◆ **DIRECTION**: Collect the lines of the entries where "Richtung" shows up.

◆ **TASK DATA**:
⟨

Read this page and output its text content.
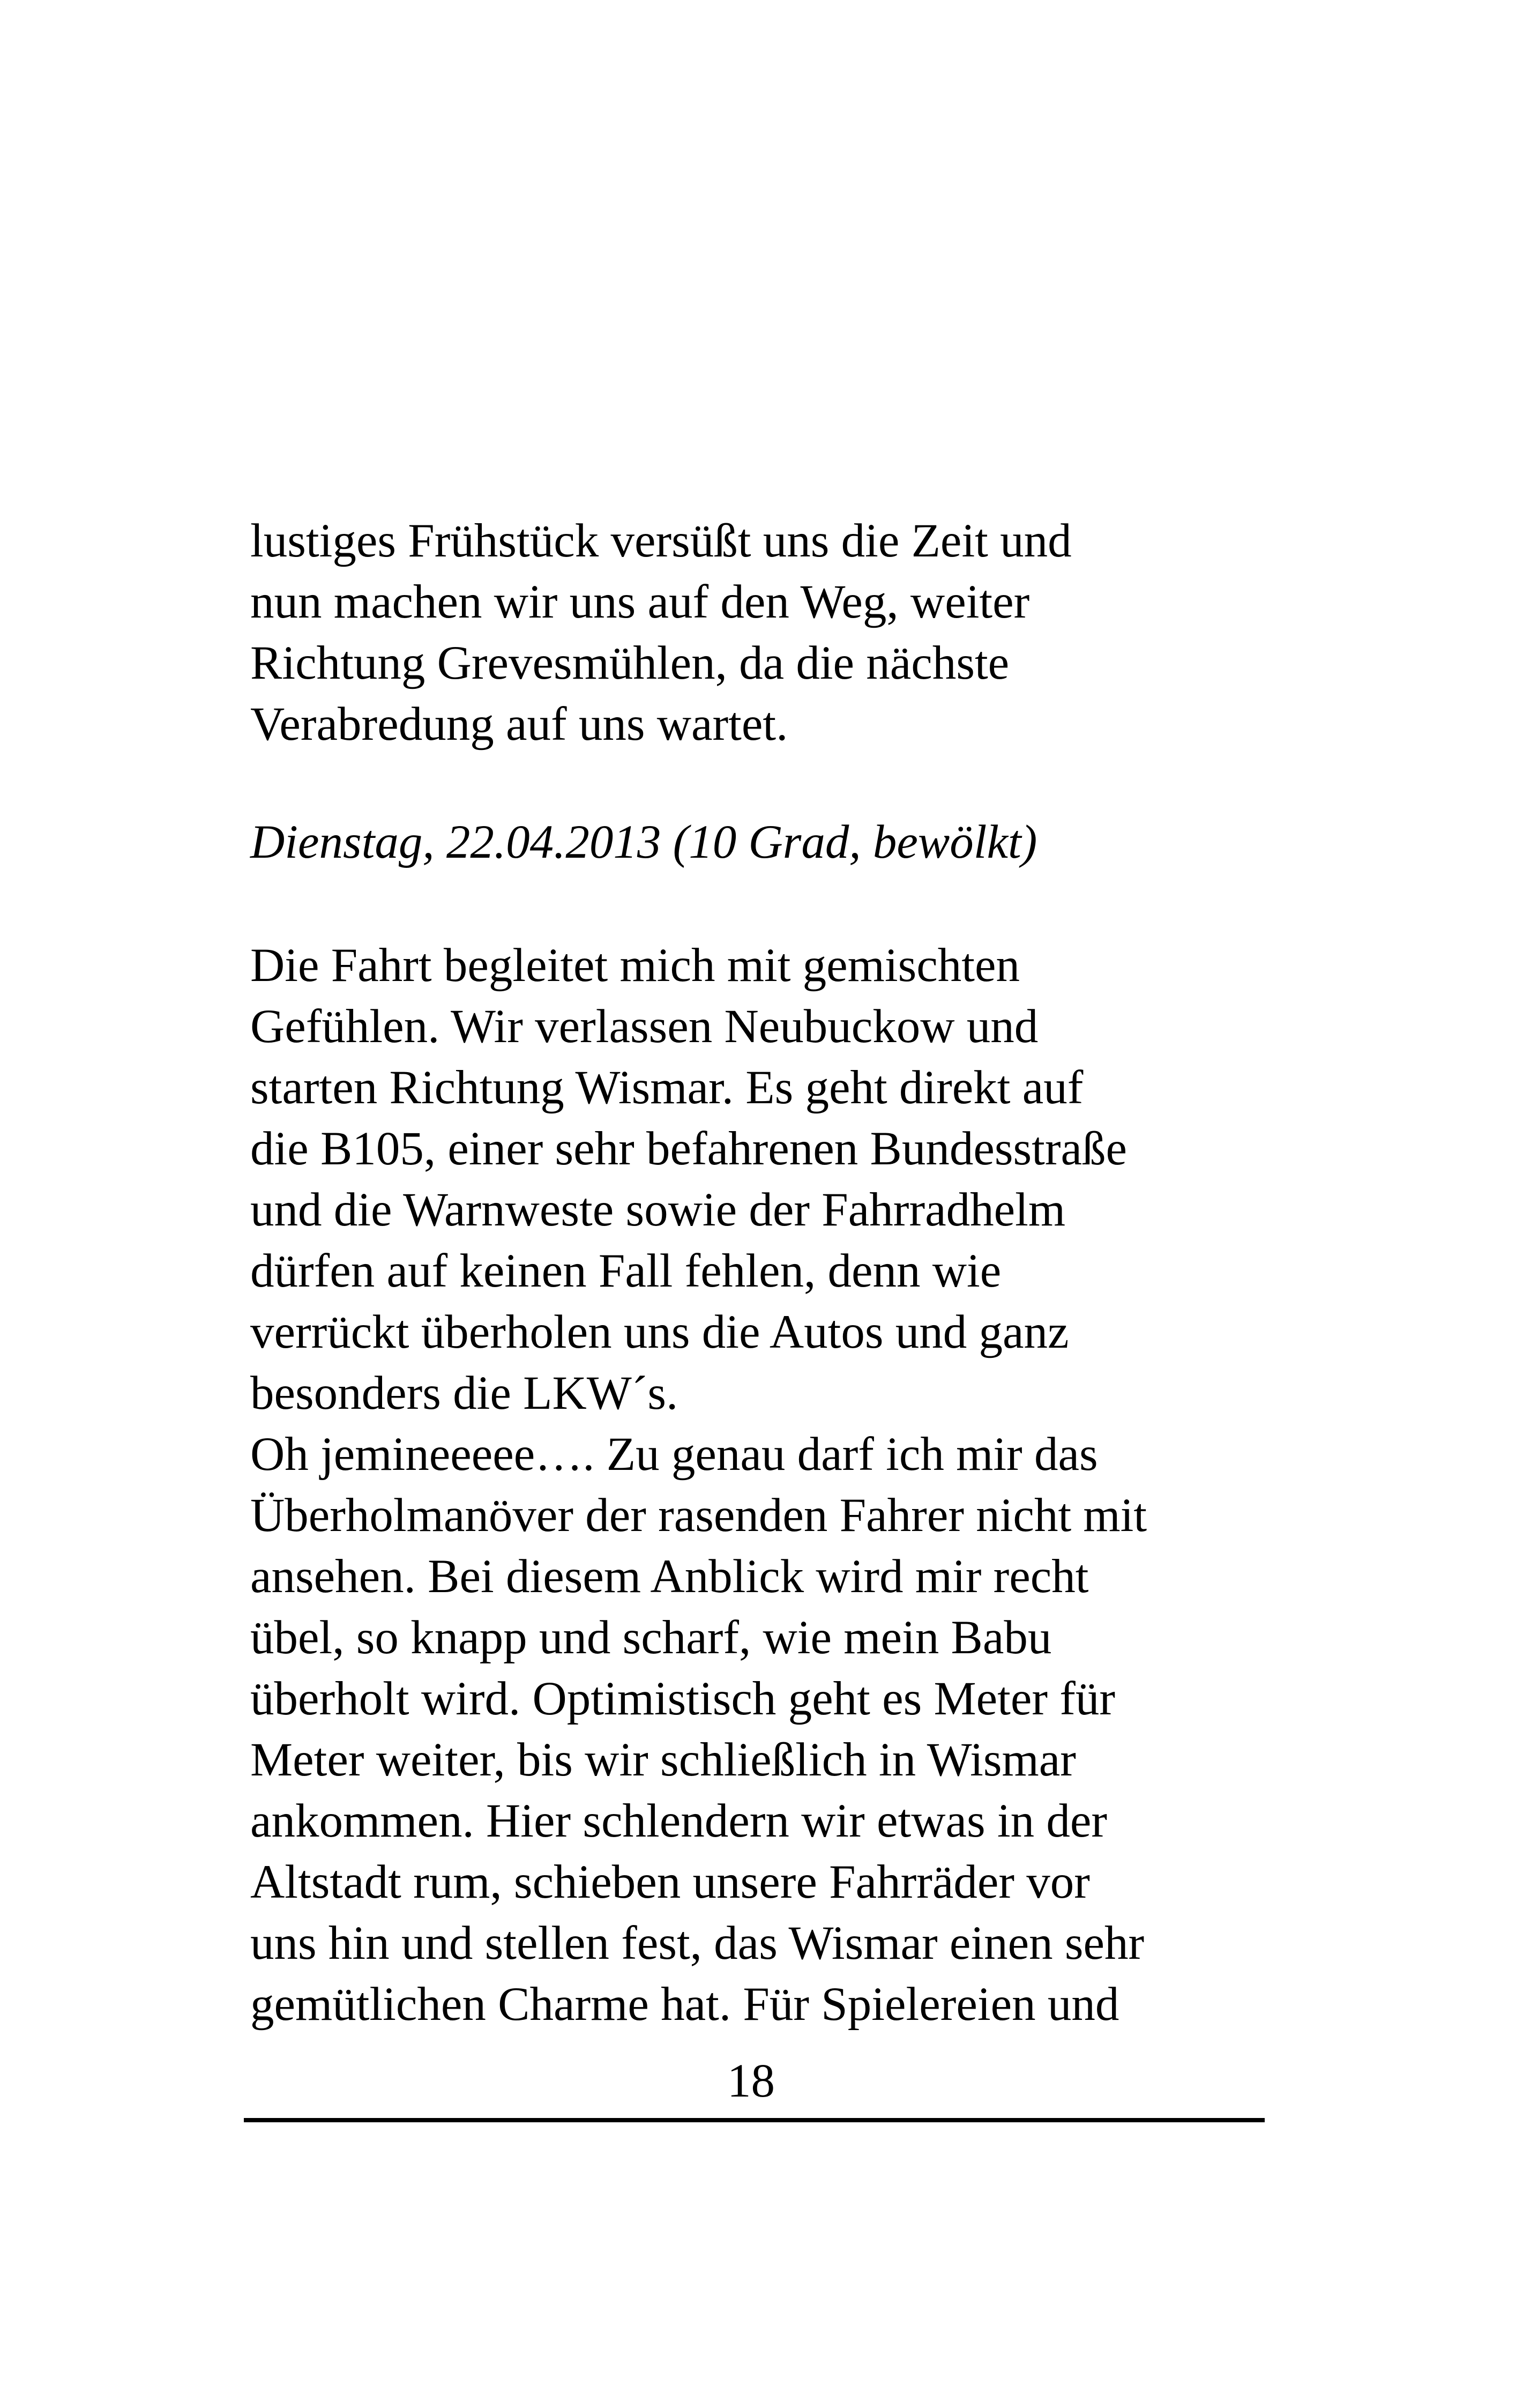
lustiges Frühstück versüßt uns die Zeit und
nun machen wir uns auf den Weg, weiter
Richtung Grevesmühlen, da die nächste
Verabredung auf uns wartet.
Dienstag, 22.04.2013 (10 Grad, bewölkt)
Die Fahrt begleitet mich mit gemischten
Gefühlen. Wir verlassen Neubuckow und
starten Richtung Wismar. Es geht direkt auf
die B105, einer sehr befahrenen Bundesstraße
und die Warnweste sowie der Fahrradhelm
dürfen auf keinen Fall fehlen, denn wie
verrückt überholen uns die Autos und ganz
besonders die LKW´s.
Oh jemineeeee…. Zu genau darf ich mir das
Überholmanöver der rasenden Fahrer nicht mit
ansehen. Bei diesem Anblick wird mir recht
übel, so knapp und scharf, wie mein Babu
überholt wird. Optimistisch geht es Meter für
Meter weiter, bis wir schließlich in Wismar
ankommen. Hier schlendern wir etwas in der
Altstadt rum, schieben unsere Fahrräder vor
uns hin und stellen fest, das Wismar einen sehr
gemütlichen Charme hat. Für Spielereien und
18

⟩

◆ **OUTPUT**:
Richtung Grevesmühlen, da die nächste
starten Richtung Wismar. Es geht direkt auf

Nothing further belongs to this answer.